- **Task details**
When you transcribe the listing that follows, keep every line exact and skip any picture.

- **Records for the exercise**
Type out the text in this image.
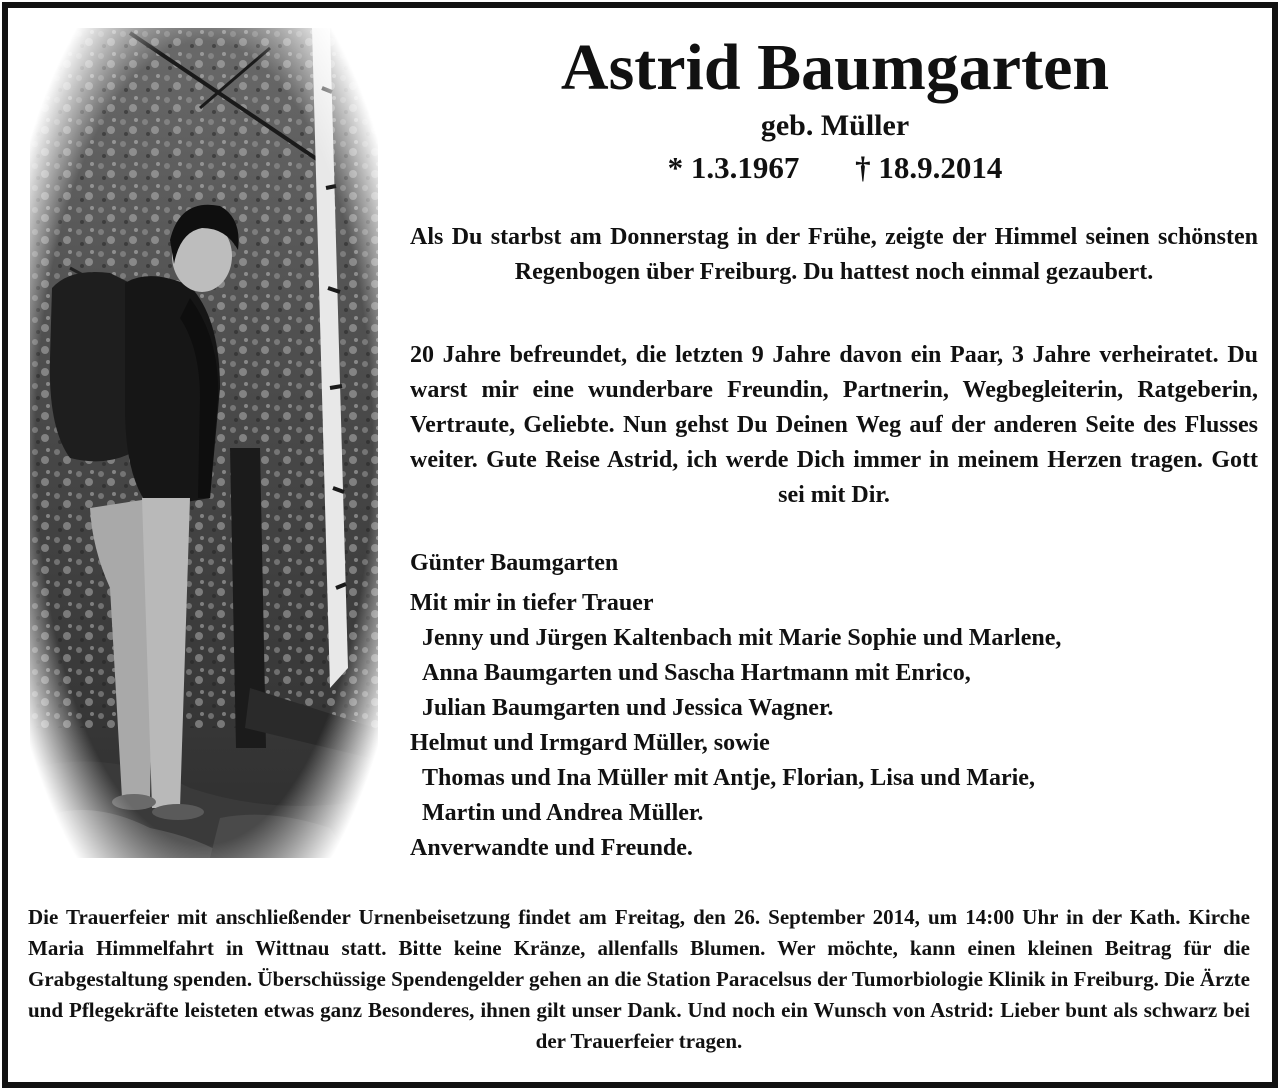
Astrid Baumgarten
geb. Müller
* 1.3.1967 † 18.9.2014
Als Du starbst am Donnerstag in der Frühe, zeigte der Himmel seinen schönsten Regenbogen über Freiburg. Du hattest noch einmal gezaubert.
20 Jahre befreundet, die letzten 9 Jahre davon ein Paar, 3 Jahre verheiratet. Du warst mir eine wunderbare Freundin, Partnerin, Wegbegleiterin, Ratgeberin, Vertraute, Geliebte. Nun gehst Du Deinen Weg auf der anderen Seite des Flusses weiter. Gute Reise Astrid, ich werde Dich immer in meinem Herzen tragen. Gott sei mit Dir.
Günter Baumgarten
Mit mir in tiefer Trauer
Jenny und Jürgen Kaltenbach mit Marie Sophie und Marlene,
Anna Baumgarten und Sascha Hartmann mit Enrico,
Julian Baumgarten und Jessica Wagner.
Helmut und Irmgard Müller, sowie
Thomas und Ina Müller mit Antje, Florian, Lisa und Marie,
Martin und Andrea Müller.
Anverwandte und Freunde.
Die Trauerfeier mit anschließender Urnenbeisetzung findet am Freitag, den 26. September 2014, um 14:00 Uhr in der Kath. Kirche Maria Himmelfahrt in Wittnau statt. Bitte keine Kränze, allenfalls Blumen. Wer möchte, kann einen kleinen Beitrag für die Grabgestaltung spenden. Überschüssige Spendengelder gehen an die Station Paracelsus der Tumorbiologie Klinik in Freiburg. Die Ärzte und Pflegekräfte leisteten etwas ganz Besonderes, ihnen gilt unser Dank. Und noch ein Wunsch von Astrid: Lieber bunt als schwarz bei der Trauerfeier tragen.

- **Exercise solution**
Type out the text in this image.
Astrid Baumgarten
geb. Müller
* 1.3.1967 † 18.9.2014
Als Du starbst am Donnerstag in der Frühe, zeigte der Himmel seinen schönsten Regenbogen über Freiburg. Du hattest noch einmal gezaubert.
20 Jahre befreundet, die letzten 9 Jahre davon ein Paar, 3 Jahre verheiratet. Du warst mir eine wunderbare Freundin, Partnerin, Wegbegleiterin, Ratgeberin, Vertraute, Geliebte. Nun gehst Du Deinen Weg auf der anderen Seite des Flusses weiter. Gute Reise Astrid, ich werde Dich immer in meinem Herzen tragen. Gott sei mit Dir.
Günter Baumgarten
Mit mir in tiefer Trauer
Jenny und Jürgen Kaltenbach mit Marie Sophie und Marlene,
Anna Baumgarten und Sascha Hartmann mit Enrico,
Julian Baumgarten und Jessica Wagner.
Helmut und Irmgard Müller, sowie
Thomas und Ina Müller mit Antje, Florian, Lisa und Marie,
Martin und Andrea Müller.
Anverwandte und Freunde.
Die Trauerfeier mit anschließender Urnenbeisetzung findet am Freitag, den 26. September 2014, um 14:00 Uhr in der Kath. Kirche Maria Himmelfahrt in Wittnau statt. Bitte keine Kränze, allenfalls Blumen. Wer möchte, kann einen kleinen Beitrag für die Grabgestaltung spenden. Überschüssige Spendengelder gehen an die Station Paracelsus der Tumorbiologie Klinik in Freiburg. Die Ärzte und Pflegekräfte leisteten etwas ganz Besonderes, ihnen gilt unser Dank. Und noch ein Wunsch von Astrid: Lieber bunt als schwarz bei der Trauerfeier tragen.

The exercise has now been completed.